● **THE REQUEST**:
Filter the data for lines with the word "WATER", then copy every line so identified.

● **DATASET EXCERPTS**:
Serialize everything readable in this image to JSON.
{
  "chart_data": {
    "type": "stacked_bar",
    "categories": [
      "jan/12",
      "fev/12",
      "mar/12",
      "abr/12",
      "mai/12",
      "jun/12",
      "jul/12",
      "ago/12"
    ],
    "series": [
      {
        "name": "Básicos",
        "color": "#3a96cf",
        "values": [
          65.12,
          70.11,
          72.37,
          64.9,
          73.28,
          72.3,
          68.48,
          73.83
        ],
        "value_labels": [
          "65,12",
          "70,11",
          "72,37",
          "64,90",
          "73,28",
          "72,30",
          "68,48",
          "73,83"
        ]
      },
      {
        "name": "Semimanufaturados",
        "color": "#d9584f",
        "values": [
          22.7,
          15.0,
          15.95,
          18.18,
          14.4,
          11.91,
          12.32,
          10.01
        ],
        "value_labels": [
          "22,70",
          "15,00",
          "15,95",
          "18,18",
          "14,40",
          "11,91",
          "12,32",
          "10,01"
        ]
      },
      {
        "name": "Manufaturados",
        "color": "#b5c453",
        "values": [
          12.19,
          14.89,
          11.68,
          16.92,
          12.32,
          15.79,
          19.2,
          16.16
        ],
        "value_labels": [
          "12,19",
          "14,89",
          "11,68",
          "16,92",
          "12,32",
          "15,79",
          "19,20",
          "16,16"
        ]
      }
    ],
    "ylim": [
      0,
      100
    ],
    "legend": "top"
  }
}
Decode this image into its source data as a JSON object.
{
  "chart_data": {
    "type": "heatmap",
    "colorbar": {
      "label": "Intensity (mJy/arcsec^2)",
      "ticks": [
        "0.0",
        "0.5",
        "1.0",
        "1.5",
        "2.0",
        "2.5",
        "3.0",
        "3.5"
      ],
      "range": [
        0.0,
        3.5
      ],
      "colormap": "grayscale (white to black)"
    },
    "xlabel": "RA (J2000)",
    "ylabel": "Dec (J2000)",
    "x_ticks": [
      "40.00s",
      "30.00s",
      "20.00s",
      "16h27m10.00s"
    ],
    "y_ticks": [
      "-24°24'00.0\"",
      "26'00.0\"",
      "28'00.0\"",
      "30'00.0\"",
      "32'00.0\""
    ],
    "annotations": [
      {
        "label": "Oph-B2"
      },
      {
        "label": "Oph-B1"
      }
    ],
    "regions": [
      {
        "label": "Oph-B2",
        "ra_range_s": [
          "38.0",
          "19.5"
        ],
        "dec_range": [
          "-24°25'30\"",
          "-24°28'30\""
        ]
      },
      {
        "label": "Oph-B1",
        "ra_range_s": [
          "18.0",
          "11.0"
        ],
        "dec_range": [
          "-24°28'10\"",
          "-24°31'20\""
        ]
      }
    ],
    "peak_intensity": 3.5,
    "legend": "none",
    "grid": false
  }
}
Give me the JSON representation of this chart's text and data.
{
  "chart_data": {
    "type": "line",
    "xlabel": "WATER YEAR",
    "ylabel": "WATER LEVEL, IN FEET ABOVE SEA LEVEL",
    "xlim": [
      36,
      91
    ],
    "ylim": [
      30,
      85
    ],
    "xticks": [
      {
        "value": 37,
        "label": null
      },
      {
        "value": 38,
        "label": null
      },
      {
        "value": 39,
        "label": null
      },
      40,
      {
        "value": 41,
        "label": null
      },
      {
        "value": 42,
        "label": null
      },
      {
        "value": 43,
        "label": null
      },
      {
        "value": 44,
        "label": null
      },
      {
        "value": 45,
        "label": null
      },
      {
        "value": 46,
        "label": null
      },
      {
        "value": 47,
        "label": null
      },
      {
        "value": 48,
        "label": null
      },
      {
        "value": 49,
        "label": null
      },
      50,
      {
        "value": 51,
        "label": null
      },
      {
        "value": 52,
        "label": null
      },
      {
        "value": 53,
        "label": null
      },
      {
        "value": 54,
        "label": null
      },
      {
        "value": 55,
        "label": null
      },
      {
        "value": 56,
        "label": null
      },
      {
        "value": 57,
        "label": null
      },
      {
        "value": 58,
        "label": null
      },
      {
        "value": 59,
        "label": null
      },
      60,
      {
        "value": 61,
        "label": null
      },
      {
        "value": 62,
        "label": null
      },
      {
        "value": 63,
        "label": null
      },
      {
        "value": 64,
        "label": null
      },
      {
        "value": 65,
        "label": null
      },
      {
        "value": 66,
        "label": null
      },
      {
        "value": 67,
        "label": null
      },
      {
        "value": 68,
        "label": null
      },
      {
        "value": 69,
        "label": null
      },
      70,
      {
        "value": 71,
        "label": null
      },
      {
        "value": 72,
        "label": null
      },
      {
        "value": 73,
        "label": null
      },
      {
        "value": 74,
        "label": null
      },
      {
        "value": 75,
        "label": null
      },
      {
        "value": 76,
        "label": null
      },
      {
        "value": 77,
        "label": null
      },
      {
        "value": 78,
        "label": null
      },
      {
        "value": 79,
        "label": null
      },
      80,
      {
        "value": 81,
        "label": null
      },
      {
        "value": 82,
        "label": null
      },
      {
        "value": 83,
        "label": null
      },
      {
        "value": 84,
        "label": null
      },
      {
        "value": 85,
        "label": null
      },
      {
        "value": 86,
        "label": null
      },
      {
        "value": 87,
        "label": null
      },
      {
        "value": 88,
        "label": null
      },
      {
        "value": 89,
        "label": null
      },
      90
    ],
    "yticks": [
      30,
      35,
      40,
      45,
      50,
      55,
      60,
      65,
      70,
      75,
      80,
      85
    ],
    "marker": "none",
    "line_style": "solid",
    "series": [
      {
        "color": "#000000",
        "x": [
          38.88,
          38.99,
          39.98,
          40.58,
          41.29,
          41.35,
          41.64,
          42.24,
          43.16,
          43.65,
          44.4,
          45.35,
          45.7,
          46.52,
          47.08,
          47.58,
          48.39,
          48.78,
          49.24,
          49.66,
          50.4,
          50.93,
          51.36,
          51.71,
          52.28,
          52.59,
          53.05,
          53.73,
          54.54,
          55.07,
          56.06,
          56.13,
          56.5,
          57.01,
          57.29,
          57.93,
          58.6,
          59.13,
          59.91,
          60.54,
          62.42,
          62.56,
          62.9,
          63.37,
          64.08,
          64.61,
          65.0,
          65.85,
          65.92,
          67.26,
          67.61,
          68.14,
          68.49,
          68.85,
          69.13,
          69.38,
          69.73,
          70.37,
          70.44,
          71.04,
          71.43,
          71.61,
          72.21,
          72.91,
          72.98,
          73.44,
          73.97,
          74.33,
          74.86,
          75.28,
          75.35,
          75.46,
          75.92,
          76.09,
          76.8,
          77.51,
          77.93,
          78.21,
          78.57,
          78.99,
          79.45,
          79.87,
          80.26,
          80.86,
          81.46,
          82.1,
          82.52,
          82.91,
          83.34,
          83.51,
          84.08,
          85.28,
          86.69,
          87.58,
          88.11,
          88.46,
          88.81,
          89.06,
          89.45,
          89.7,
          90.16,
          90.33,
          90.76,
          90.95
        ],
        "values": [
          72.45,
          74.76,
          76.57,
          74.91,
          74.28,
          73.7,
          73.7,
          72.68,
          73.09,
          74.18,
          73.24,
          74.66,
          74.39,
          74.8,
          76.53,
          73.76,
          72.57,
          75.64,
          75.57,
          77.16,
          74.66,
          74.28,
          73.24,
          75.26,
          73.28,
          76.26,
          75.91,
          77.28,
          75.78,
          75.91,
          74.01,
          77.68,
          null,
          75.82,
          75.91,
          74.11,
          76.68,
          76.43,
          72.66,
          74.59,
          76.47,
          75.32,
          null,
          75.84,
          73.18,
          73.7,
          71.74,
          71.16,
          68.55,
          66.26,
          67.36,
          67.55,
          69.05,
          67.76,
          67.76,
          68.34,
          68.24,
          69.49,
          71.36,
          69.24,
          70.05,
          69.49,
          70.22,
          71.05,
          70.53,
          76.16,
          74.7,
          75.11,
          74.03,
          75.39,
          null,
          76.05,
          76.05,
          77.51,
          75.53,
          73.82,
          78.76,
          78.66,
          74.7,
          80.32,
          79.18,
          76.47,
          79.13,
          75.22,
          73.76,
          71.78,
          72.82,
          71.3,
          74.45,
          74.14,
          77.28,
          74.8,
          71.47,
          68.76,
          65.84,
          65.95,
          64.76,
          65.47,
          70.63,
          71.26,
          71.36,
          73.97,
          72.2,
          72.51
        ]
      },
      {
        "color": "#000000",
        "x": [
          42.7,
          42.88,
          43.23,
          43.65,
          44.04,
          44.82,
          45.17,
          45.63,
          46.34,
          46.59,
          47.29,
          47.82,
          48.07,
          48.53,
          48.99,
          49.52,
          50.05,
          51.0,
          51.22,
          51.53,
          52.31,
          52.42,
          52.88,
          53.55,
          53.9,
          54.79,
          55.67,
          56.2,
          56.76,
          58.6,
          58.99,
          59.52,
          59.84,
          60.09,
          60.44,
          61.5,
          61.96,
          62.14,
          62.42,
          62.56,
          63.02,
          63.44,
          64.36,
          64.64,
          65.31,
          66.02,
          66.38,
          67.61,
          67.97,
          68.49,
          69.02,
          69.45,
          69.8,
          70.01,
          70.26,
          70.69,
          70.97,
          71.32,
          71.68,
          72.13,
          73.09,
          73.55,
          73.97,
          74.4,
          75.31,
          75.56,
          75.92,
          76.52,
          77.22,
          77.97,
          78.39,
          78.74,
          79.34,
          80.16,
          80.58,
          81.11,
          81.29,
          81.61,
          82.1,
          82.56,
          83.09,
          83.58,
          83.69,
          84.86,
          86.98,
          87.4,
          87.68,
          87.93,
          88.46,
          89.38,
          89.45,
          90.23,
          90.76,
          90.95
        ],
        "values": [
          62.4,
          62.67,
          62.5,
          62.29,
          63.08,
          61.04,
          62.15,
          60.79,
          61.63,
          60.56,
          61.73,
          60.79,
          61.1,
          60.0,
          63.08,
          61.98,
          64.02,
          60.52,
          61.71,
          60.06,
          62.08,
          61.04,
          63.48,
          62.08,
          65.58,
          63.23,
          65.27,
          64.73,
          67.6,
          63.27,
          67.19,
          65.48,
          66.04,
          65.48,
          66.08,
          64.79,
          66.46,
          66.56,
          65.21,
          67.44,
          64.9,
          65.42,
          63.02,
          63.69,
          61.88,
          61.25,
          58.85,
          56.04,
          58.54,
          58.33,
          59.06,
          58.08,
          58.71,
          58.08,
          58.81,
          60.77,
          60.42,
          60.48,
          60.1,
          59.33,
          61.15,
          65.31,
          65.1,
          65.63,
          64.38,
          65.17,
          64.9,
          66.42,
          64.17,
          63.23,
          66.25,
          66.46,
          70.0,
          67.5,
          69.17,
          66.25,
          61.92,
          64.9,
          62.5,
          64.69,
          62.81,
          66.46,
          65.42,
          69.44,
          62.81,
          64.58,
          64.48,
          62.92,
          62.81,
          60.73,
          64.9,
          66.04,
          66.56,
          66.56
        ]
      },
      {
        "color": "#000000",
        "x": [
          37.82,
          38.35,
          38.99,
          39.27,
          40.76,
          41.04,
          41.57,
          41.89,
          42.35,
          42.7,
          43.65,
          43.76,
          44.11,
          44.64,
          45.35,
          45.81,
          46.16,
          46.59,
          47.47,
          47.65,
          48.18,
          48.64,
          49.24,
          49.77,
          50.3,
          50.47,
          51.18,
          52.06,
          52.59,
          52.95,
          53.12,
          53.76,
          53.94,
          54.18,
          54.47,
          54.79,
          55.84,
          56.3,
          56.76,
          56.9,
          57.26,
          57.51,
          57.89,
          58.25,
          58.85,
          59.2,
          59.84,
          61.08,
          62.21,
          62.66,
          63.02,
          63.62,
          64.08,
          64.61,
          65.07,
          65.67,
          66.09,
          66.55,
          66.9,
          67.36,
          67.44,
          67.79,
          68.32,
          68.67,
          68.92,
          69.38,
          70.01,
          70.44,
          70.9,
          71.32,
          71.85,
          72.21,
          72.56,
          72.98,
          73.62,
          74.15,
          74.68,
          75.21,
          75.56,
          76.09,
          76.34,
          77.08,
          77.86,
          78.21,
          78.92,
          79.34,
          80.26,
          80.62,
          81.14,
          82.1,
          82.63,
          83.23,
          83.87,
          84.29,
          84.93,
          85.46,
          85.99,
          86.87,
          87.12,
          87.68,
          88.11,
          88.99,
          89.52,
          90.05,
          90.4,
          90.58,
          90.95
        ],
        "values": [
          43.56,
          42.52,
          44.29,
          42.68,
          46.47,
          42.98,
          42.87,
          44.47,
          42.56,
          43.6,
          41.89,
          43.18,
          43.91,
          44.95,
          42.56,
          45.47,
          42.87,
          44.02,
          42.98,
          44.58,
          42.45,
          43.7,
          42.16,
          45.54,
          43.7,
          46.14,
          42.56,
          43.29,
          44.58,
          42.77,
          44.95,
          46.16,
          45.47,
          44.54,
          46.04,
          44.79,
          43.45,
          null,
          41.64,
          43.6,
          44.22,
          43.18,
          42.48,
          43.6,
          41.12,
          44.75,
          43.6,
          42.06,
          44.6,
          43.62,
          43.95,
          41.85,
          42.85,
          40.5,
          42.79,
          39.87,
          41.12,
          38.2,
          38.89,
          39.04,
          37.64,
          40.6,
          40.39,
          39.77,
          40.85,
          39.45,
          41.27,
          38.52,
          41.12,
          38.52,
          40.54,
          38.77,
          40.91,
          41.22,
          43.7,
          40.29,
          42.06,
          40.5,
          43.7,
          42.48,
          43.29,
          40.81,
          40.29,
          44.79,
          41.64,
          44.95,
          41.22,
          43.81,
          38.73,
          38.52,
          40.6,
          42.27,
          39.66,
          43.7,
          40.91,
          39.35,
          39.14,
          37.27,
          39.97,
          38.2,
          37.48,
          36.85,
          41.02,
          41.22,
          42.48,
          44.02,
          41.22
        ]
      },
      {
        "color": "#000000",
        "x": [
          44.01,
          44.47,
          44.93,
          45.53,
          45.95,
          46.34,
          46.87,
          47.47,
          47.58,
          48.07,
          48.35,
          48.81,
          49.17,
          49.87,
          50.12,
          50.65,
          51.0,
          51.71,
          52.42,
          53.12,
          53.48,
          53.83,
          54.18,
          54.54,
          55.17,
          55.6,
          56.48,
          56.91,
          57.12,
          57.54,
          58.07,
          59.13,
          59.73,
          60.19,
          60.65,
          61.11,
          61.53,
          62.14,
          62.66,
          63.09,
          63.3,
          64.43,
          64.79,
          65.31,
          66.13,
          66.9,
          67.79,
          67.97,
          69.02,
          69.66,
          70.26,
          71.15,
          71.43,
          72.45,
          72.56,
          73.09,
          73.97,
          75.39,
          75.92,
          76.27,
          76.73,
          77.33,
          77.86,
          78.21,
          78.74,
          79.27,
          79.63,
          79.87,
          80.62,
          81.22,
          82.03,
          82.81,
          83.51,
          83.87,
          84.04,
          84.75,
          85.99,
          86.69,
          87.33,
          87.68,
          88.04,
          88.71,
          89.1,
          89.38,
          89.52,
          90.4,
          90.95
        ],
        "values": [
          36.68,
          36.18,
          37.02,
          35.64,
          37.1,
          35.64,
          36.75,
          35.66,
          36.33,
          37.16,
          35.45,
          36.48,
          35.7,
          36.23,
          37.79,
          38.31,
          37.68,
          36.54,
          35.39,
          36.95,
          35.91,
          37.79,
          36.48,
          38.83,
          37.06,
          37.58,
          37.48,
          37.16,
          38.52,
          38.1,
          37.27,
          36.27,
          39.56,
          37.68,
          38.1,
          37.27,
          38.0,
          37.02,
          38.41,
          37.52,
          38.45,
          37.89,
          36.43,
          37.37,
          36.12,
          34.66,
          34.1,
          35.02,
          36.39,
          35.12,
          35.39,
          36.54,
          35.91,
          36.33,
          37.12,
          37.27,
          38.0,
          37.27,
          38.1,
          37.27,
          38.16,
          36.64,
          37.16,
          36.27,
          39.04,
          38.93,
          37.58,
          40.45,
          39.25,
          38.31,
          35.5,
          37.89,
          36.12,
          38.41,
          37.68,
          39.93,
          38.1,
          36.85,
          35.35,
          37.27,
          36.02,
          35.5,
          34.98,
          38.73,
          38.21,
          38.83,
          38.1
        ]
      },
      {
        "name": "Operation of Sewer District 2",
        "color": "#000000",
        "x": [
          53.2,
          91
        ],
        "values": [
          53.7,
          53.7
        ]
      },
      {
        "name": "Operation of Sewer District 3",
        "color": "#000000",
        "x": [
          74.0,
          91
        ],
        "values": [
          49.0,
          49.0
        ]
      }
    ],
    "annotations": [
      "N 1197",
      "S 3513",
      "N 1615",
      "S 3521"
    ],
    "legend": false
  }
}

● **WRITTEN ANSWER**:
    "xlabel": "WATER YEAR",
    "ylabel": "WATER LEVEL, IN FEET ABOVE SEA LEVEL",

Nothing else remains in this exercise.